**Figure dataset records**
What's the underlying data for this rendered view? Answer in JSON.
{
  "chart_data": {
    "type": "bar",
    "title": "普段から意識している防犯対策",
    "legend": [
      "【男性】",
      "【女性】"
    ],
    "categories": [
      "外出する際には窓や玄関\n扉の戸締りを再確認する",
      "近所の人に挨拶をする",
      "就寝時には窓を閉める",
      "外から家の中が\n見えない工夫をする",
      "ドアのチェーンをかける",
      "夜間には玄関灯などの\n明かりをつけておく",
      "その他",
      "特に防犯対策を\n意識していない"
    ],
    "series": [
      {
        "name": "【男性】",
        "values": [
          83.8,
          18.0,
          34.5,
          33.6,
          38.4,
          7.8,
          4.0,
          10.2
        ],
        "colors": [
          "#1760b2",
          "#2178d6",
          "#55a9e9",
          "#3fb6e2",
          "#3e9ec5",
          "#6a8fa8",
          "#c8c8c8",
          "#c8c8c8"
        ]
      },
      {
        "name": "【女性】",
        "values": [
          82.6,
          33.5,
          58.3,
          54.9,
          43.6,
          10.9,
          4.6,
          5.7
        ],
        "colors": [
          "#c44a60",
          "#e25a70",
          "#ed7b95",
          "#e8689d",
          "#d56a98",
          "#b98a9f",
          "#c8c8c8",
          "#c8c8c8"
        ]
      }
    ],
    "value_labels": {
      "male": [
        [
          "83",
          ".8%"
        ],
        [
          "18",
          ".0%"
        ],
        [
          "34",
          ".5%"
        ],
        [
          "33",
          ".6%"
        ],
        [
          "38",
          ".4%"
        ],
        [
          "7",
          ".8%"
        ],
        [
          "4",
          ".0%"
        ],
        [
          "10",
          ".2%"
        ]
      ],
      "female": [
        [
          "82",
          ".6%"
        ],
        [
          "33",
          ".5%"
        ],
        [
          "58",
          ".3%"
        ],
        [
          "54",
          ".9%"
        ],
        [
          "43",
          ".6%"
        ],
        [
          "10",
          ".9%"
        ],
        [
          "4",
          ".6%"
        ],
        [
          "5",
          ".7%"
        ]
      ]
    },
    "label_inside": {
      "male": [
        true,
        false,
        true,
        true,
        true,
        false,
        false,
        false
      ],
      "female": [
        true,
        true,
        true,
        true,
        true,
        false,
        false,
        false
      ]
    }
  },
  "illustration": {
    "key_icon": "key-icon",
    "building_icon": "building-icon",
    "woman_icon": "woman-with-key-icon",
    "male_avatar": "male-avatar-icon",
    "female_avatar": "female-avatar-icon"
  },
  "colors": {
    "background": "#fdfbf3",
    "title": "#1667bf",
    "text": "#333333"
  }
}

**TASK OBJECTIVE**
Transcribe all of the entries without altering anything.

**EXERCISE ANSWER**
What's the underlying data for this rendered view? Answer in JSON.
{
  "chart_data": {
    "type": "bar",
    "title": "普段から意識している防犯対策",
    "legend": [
      "【男性】",
      "【女性】"
    ],
    "categories": [
      "外出する際には窓や玄関\n扉の戸締りを再確認する",
      "近所の人に挨拶をする",
      "就寝時には窓を閉める",
      "外から家の中が\n見えない工夫をする",
      "ドアのチェーンをかける",
      "夜間には玄関灯などの\n明かりをつけておく",
      "その他",
      "特に防犯対策を\n意識していない"
    ],
    "series": [
      {
        "name": "【男性】",
        "values": [
          83.8,
          18.0,
          34.5,
          33.6,
          38.4,
          7.8,
          4.0,
          10.2
        ],
        "colors": [
          "#1760b2",
          "#2178d6",
          "#55a9e9",
          "#3fb6e2",
          "#3e9ec5",
          "#6a8fa8",
          "#c8c8c8",
          "#c8c8c8"
        ]
      },
      {
        "name": "【女性】",
        "values": [
          82.6,
          33.5,
          58.3,
          54.9,
          43.6,
          10.9,
          4.6,
          5.7
        ],
        "colors": [
          "#c44a60",
          "#e25a70",
          "#ed7b95",
          "#e8689d",
          "#d56a98",
          "#b98a9f",
          "#c8c8c8",
          "#c8c8c8"
        ]
      }
    ],
    "value_labels": {
      "male": [
        [
          "83",
          ".8%"
        ],
        [
          "18",
          ".0%"
        ],
        [
          "34",
          ".5%"
        ],
        [
          "33",
          ".6%"
        ],
        [
          "38",
          ".4%"
        ],
        [
          "7",
          ".8%"
        ],
        [
          "4",
          ".0%"
        ],
        [
          "10",
          ".2%"
        ]
      ],
      "female": [
        [
          "82",
          ".6%"
        ],
        [
          "33",
          ".5%"
        ],
        [
          "58",
          ".3%"
        ],
        [
          "54",
          ".9%"
        ],
        [
          "43",
          ".6%"
        ],
        [
          "10",
          ".9%"
        ],
        [
          "4",
          ".6%"
        ],
        [
          "5",
          ".7%"
        ]
      ]
    },
    "label_inside": {
      "male": [
        true,
        false,
        true,
        true,
        true,
        false,
        false,
        false
      ],
      "female": [
        true,
        true,
        true,
        true,
        true,
        false,
        false,
        false
      ]
    }
  },
  "illustration": {
    "key_icon": "key-icon",
    "building_icon": "building-icon",
    "woman_icon": "woman-with-key-icon",
    "male_avatar": "male-avatar-icon",
    "female_avatar": "female-avatar-icon"
  },
  "colors": {
    "background": "#fdfbf3",
    "title": "#1667bf",
    "text": "#333333"
  }
}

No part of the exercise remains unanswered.